## EXERCISE
Spot every line with the word "cosu" and return it.
---------- MATERIAL TO PROCESS ----------
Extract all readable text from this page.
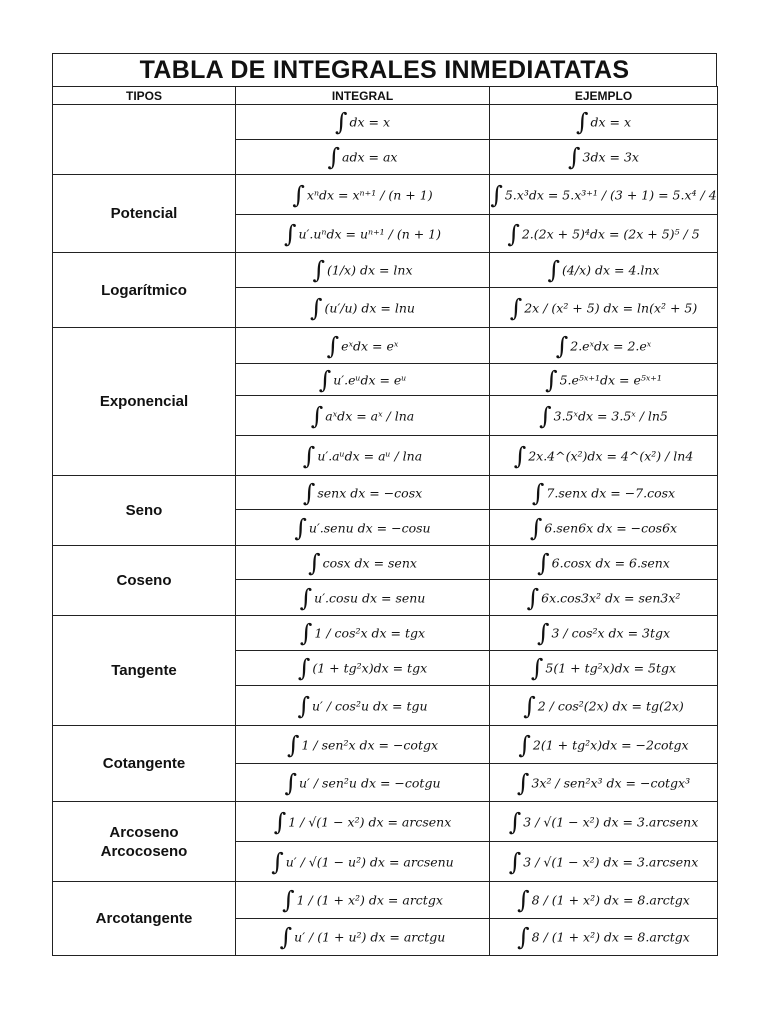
TABLA DE INTEGRALES INMEDIATATAS
TIPOS	INTEGRAL	EJEMPLO

	∫ dx = x	∫ dx = x
	∫ adx = ax	∫ 3dx = 3x

Potencial	∫ xⁿdx = xⁿ⁺¹ / (n + 1)	∫ 5.x³dx = 5.x³⁺¹ / (3 + 1) = 5.x⁴ / 4
	∫ u′.uⁿdx = uⁿ⁺¹ / (n + 1)	∫ 2.(2x + 5)⁴dx = (2x + 5)⁵ / 5

Logarítmico	∫ (1/x) dx = lnx	∫ (4/x) dx = 4.lnx
	∫ (u′/u) dx = lnu	∫ 2x / (x² + 5) dx = ln(x² + 5)

Exponencial	∫ eˣdx = eˣ	∫ 2.eˣdx = 2.eˣ
	∫ u′.eᵘdx = eᵘ	∫ 5.e⁵ˣ⁺¹dx = e⁵ˣ⁺¹
	∫ aˣdx = aˣ / lna	∫ 3.5ˣdx = 3.5ˣ / ln5
	∫ u′.aᵘdx = aᵘ / lna	∫ 2x.4^(x²)dx = 4^(x²) / ln4

Seno	∫ senx dx = −cosx	∫ 7.senx dx = −7.cosx
	∫ u′.senu dx = −cosu	∫ 6.sen6x dx = −cos6x

Coseno	∫ cosx dx = senx	∫ 6.cosx dx = 6.senx
	∫ u′.cosu dx = senu	∫ 6x.cos3x² dx = sen3x²

Tangente	∫ 1 / cos²x dx = tgx	∫ 3 / cos²x dx = 3tgx
	∫ (1 + tg²x)dx = tgx	∫ 5(1 + tg²x)dx = 5tgx
	∫ u′ / cos²u dx = tgu	∫ 2 / cos²(2x) dx = tg(2x)

Cotangente	∫ 1 / sen²x dx = −cotgx	∫ 2(1 + tg²x)dx = −2cotgx
	∫ u′ / sen²u dx = −cotgu	∫ 3x² / sen²x³ dx = −cotgx³

Arcoseno
Arcocoseno	∫ 1 / √(1 − x²) dx = arcsenx	∫ 3 / √(1 − x²) dx = 3.arcsenx
	∫ u′ / √(1 − u²) dx = arcsenu	∫ 3 / √(1 − x²) dx = 3.arcsenx

Arcotangente	∫ 1 / (1 + x²) dx = arctgx	∫ 8 / (1 + x²) dx = 8.arctgx
	∫ u′ / (1 + u²) dx = arctgu	∫ 8 / (1 + x²) dx = 8.arctgx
----------
## ANSWER BELOW
	∫ u′.senu dx = −cosu	∫ 6.sen6x dx = −cos6x
	∫ u′.cosu dx = senu	∫ 6x.cos3x² dx = sen3x²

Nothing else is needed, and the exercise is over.